**Description of the task**
Reproduce the data that follows in its entirety, character for character.

**Provided information**
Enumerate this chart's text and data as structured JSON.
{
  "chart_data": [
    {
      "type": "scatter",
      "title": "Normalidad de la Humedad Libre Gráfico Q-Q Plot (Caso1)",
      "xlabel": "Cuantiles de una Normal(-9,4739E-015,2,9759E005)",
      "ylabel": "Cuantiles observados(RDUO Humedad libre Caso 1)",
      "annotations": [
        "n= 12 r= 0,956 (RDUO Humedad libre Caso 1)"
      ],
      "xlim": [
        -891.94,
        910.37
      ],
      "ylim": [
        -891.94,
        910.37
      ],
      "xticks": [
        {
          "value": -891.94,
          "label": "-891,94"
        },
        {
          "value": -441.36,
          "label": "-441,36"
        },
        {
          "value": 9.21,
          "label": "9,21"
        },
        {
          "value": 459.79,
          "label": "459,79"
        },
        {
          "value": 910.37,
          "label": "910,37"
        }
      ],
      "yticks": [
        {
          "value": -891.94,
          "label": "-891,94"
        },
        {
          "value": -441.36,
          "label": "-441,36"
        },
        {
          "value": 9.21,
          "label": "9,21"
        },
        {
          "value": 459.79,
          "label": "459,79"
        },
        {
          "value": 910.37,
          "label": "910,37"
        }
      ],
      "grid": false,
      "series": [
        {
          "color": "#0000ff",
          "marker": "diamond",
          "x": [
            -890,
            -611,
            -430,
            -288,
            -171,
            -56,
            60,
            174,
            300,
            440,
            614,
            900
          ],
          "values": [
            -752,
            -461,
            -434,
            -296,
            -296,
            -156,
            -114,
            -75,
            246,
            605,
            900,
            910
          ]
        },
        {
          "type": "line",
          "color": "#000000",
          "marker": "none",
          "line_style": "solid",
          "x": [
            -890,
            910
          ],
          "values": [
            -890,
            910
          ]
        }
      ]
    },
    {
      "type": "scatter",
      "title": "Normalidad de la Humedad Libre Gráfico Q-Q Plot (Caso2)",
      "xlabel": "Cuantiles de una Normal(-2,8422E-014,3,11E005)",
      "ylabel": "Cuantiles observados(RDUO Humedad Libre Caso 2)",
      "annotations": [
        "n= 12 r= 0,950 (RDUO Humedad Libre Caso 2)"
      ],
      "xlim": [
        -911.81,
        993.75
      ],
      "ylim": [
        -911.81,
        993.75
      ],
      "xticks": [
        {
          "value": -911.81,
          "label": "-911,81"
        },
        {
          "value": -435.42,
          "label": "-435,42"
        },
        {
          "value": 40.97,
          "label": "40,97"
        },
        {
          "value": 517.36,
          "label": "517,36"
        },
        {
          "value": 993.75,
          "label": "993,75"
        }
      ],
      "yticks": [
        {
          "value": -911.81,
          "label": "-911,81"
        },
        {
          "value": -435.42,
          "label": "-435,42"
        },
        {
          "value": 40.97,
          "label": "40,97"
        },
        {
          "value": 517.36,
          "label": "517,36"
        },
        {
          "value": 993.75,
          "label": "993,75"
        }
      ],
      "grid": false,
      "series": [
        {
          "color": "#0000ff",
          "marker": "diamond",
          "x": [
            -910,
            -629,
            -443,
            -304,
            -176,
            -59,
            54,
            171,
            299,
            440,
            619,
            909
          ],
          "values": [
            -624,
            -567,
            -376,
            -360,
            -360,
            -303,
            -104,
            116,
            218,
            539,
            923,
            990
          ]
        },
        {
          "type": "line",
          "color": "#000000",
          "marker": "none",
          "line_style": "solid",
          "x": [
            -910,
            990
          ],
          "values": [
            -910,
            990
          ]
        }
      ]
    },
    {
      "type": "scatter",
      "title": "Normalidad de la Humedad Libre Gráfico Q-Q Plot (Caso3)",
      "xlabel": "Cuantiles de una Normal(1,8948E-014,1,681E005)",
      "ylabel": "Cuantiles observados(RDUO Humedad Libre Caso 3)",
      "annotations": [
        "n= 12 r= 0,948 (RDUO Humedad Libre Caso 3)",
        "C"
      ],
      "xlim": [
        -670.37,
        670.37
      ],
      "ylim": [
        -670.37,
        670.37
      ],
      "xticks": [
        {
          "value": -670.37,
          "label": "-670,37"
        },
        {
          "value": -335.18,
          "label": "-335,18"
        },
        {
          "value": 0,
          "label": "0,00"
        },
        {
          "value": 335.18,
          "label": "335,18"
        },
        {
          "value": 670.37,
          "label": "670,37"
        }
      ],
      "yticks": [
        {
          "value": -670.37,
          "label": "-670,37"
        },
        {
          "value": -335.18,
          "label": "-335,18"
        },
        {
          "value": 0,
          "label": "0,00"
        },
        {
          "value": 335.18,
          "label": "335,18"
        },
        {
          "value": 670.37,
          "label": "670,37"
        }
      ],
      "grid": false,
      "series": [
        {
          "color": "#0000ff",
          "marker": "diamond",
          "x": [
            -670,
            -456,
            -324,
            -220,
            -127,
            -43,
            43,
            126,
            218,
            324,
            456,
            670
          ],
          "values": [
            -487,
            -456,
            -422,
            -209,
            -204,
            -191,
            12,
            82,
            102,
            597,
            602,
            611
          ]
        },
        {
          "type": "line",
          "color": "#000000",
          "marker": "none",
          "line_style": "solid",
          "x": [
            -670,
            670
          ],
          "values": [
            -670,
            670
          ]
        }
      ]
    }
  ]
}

**Exercise solution**
Enumerate this chart's text and data as structured JSON.
{
  "chart_data": [
    {
      "type": "scatter",
      "title": "Normalidad de la Humedad Libre Gráfico Q-Q Plot (Caso1)",
      "xlabel": "Cuantiles de una Normal(-9,4739E-015,2,9759E005)",
      "ylabel": "Cuantiles observados(RDUO Humedad libre Caso 1)",
      "annotations": [
        "n= 12 r= 0,956 (RDUO Humedad libre Caso 1)"
      ],
      "xlim": [
        -891.94,
        910.37
      ],
      "ylim": [
        -891.94,
        910.37
      ],
      "xticks": [
        {
          "value": -891.94,
          "label": "-891,94"
        },
        {
          "value": -441.36,
          "label": "-441,36"
        },
        {
          "value": 9.21,
          "label": "9,21"
        },
        {
          "value": 459.79,
          "label": "459,79"
        },
        {
          "value": 910.37,
          "label": "910,37"
        }
      ],
      "yticks": [
        {
          "value": -891.94,
          "label": "-891,94"
        },
        {
          "value": -441.36,
          "label": "-441,36"
        },
        {
          "value": 9.21,
          "label": "9,21"
        },
        {
          "value": 459.79,
          "label": "459,79"
        },
        {
          "value": 910.37,
          "label": "910,37"
        }
      ],
      "grid": false,
      "series": [
        {
          "color": "#0000ff",
          "marker": "diamond",
          "x": [
            -890,
            -611,
            -430,
            -288,
            -171,
            -56,
            60,
            174,
            300,
            440,
            614,
            900
          ],
          "values": [
            -752,
            -461,
            -434,
            -296,
            -296,
            -156,
            -114,
            -75,
            246,
            605,
            900,
            910
          ]
        },
        {
          "type": "line",
          "color": "#000000",
          "marker": "none",
          "line_style": "solid",
          "x": [
            -890,
            910
          ],
          "values": [
            -890,
            910
          ]
        }
      ]
    },
    {
      "type": "scatter",
      "title": "Normalidad de la Humedad Libre Gráfico Q-Q Plot (Caso2)",
      "xlabel": "Cuantiles de una Normal(-2,8422E-014,3,11E005)",
      "ylabel": "Cuantiles observados(RDUO Humedad Libre Caso 2)",
      "annotations": [
        "n= 12 r= 0,950 (RDUO Humedad Libre Caso 2)"
      ],
      "xlim": [
        -911.81,
        993.75
      ],
      "ylim": [
        -911.81,
        993.75
      ],
      "xticks": [
        {
          "value": -911.81,
          "label": "-911,81"
        },
        {
          "value": -435.42,
          "label": "-435,42"
        },
        {
          "value": 40.97,
          "label": "40,97"
        },
        {
          "value": 517.36,
          "label": "517,36"
        },
        {
          "value": 993.75,
          "label": "993,75"
        }
      ],
      "yticks": [
        {
          "value": -911.81,
          "label": "-911,81"
        },
        {
          "value": -435.42,
          "label": "-435,42"
        },
        {
          "value": 40.97,
          "label": "40,97"
        },
        {
          "value": 517.36,
          "label": "517,36"
        },
        {
          "value": 993.75,
          "label": "993,75"
        }
      ],
      "grid": false,
      "series": [
        {
          "color": "#0000ff",
          "marker": "diamond",
          "x": [
            -910,
            -629,
            -443,
            -304,
            -176,
            -59,
            54,
            171,
            299,
            440,
            619,
            909
          ],
          "values": [
            -624,
            -567,
            -376,
            -360,
            -360,
            -303,
            -104,
            116,
            218,
            539,
            923,
            990
          ]
        },
        {
          "type": "line",
          "color": "#000000",
          "marker": "none",
          "line_style": "solid",
          "x": [
            -910,
            990
          ],
          "values": [
            -910,
            990
          ]
        }
      ]
    },
    {
      "type": "scatter",
      "title": "Normalidad de la Humedad Libre Gráfico Q-Q Plot (Caso3)",
      "xlabel": "Cuantiles de una Normal(1,8948E-014,1,681E005)",
      "ylabel": "Cuantiles observados(RDUO Humedad Libre Caso 3)",
      "annotations": [
        "n= 12 r= 0,948 (RDUO Humedad Libre Caso 3)",
        "C"
      ],
      "xlim": [
        -670.37,
        670.37
      ],
      "ylim": [
        -670.37,
        670.37
      ],
      "xticks": [
        {
          "value": -670.37,
          "label": "-670,37"
        },
        {
          "value": -335.18,
          "label": "-335,18"
        },
        {
          "value": 0,
          "label": "0,00"
        },
        {
          "value": 335.18,
          "label": "335,18"
        },
        {
          "value": 670.37,
          "label": "670,37"
        }
      ],
      "yticks": [
        {
          "value": -670.37,
          "label": "-670,37"
        },
        {
          "value": -335.18,
          "label": "-335,18"
        },
        {
          "value": 0,
          "label": "0,00"
        },
        {
          "value": 335.18,
          "label": "335,18"
        },
        {
          "value": 670.37,
          "label": "670,37"
        }
      ],
      "grid": false,
      "series": [
        {
          "color": "#0000ff",
          "marker": "diamond",
          "x": [
            -670,
            -456,
            -324,
            -220,
            -127,
            -43,
            43,
            126,
            218,
            324,
            456,
            670
          ],
          "values": [
            -487,
            -456,
            -422,
            -209,
            -204,
            -191,
            12,
            82,
            102,
            597,
            602,
            611
          ]
        },
        {
          "type": "line",
          "color": "#000000",
          "marker": "none",
          "line_style": "solid",
          "x": [
            -670,
            670
          ],
          "values": [
            -670,
            670
          ]
        }
      ]
    }
  ]
}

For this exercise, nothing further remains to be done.